● **Given instruction**: Sort through the data and copy the lines holding the word "color".

● **Working data**:
- - - - -

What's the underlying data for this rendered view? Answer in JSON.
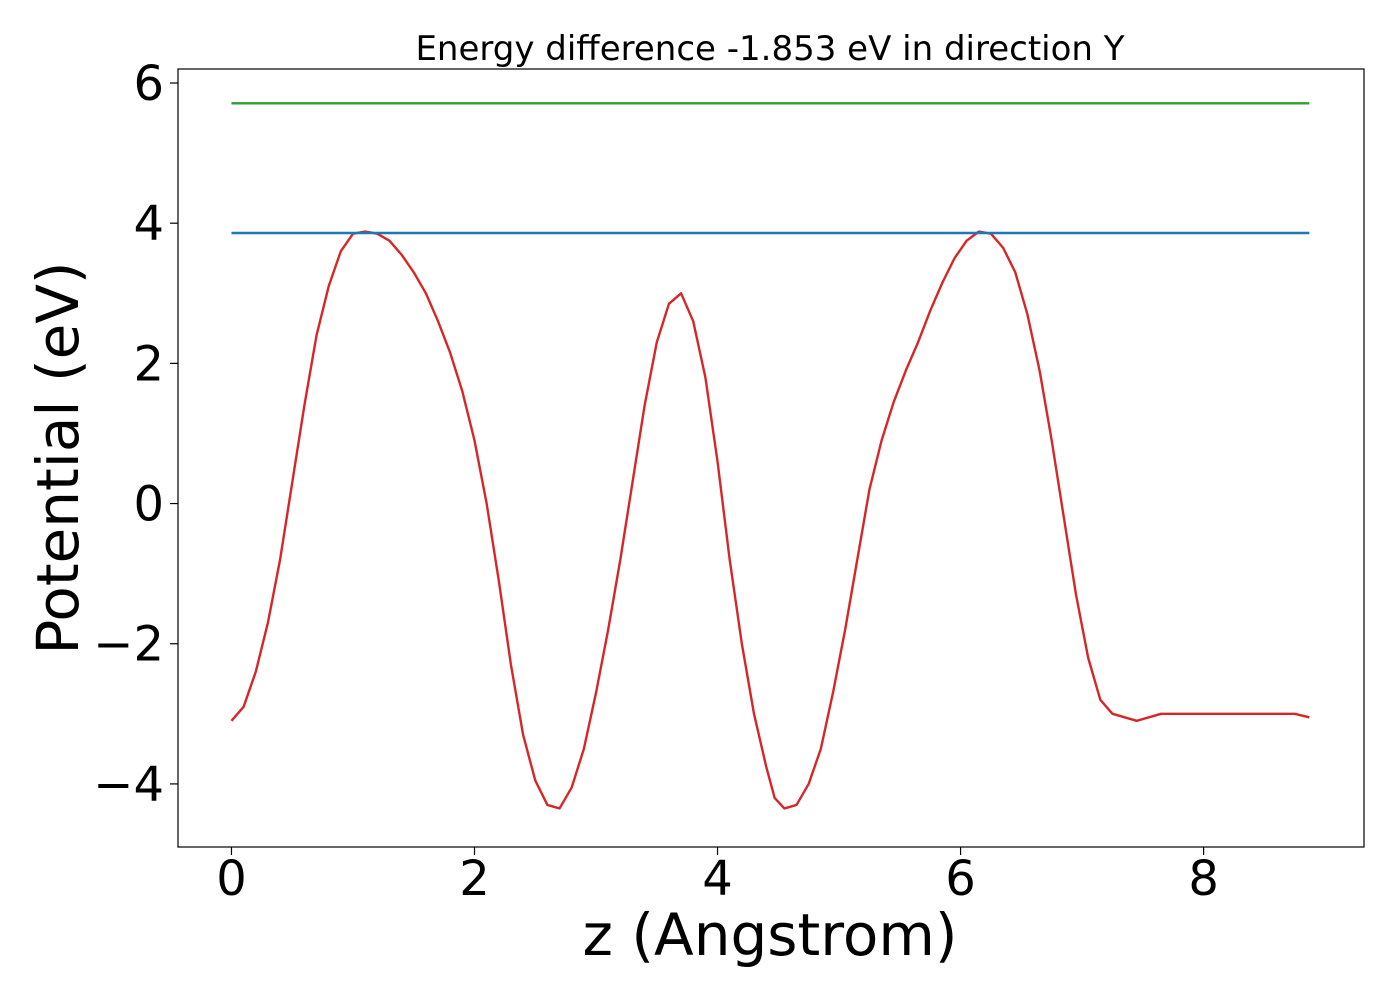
{
  "chart_data": {
    "type": "line",
    "title": "Energy difference -1.853 eV in direction Y",
    "xlabel": "z (Angstrom)",
    "ylabel": "Potential (eV)",
    "xlim": [
      -0.44,
      9.32
    ],
    "ylim": [
      -4.9,
      6.2
    ],
    "xticks": [
      0,
      2,
      4,
      6,
      8
    ],
    "xtick_labels": [
      "0",
      "2",
      "4",
      "6",
      "8"
    ],
    "yticks": [
      -4,
      -2,
      0,
      2,
      4,
      6
    ],
    "ytick_labels": [
      "−4",
      "−2",
      "0",
      "2",
      "4",
      "6"
    ],
    "grid": false,
    "series": [
      {
        "color": "#d62728",
        "x": [
          0,
          0.1,
          0.2,
          0.3,
          0.4,
          0.5,
          0.6,
          0.7,
          0.8,
          0.9,
          1.0,
          1.1,
          1.2,
          1.3,
          1.4,
          1.5,
          1.6,
          1.7,
          1.8,
          1.9,
          2.0,
          2.1,
          2.2,
          2.3,
          2.4,
          2.5,
          2.6,
          2.7,
          2.8,
          2.9,
          3.0,
          3.1,
          3.2,
          3.3,
          3.4,
          3.5,
          3.6,
          3.7,
          3.8,
          3.9,
          4.0,
          4.1,
          4.2,
          4.3,
          4.4,
          4.47,
          4.55,
          4.65,
          4.75,
          4.85,
          4.95,
          5.05,
          5.15,
          5.25,
          5.35,
          5.45,
          5.55,
          5.65,
          5.75,
          5.85,
          5.95,
          6.05,
          6.15,
          6.25,
          6.35,
          6.45,
          6.55,
          6.65,
          6.75,
          6.85,
          6.95,
          7.05,
          7.15,
          7.25,
          7.35,
          7.45,
          7.55,
          7.65,
          7.75,
          7.85,
          7.95,
          8.05,
          8.15,
          8.25,
          8.35,
          8.45,
          8.55,
          8.65,
          8.75,
          8.87
        ],
        "y": [
          -3.1,
          -2.9,
          -2.4,
          -1.7,
          -0.8,
          0.3,
          1.4,
          2.4,
          3.1,
          3.6,
          3.85,
          3.88,
          3.85,
          3.75,
          3.55,
          3.3,
          3.0,
          2.6,
          2.15,
          1.6,
          0.9,
          0.0,
          -1.1,
          -2.3,
          -3.3,
          -3.95,
          -4.3,
          -4.35,
          -4.05,
          -3.5,
          -2.7,
          -1.8,
          -0.8,
          0.3,
          1.4,
          2.3,
          2.85,
          3.0,
          2.6,
          1.8,
          0.6,
          -0.8,
          -2.0,
          -3.0,
          -3.75,
          -4.2,
          -4.35,
          -4.3,
          -4.0,
          -3.5,
          -2.7,
          -1.8,
          -0.8,
          0.2,
          0.9,
          1.45,
          1.9,
          2.3,
          2.75,
          3.15,
          3.5,
          3.75,
          3.88,
          3.85,
          3.65,
          3.3,
          2.7,
          1.9,
          0.9,
          -0.2,
          -1.3,
          -2.2,
          -2.8,
          -3.0,
          -3.05,
          -3.1,
          -3.05,
          -3.0,
          -3.0,
          -3.0,
          -3.0,
          -3.0,
          -3.0,
          -3.0,
          -3.0,
          -3.0,
          -3.0,
          -3.0,
          -3.0,
          -3.05
        ]
      },
      {
        "color": "#1f77b4",
        "x": [
          0,
          8.87
        ],
        "y": [
          3.86,
          3.86
        ]
      },
      {
        "color": "#2ca02c",
        "x": [
          0,
          8.87
        ],
        "y": [
          5.71,
          5.71
        ]
      }
    ]
  }
}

- - - - -

● **Answer to the exercise**:
        "color": "#d62728",
        "color": "#1f77b4",
        "color": "#2ca02c",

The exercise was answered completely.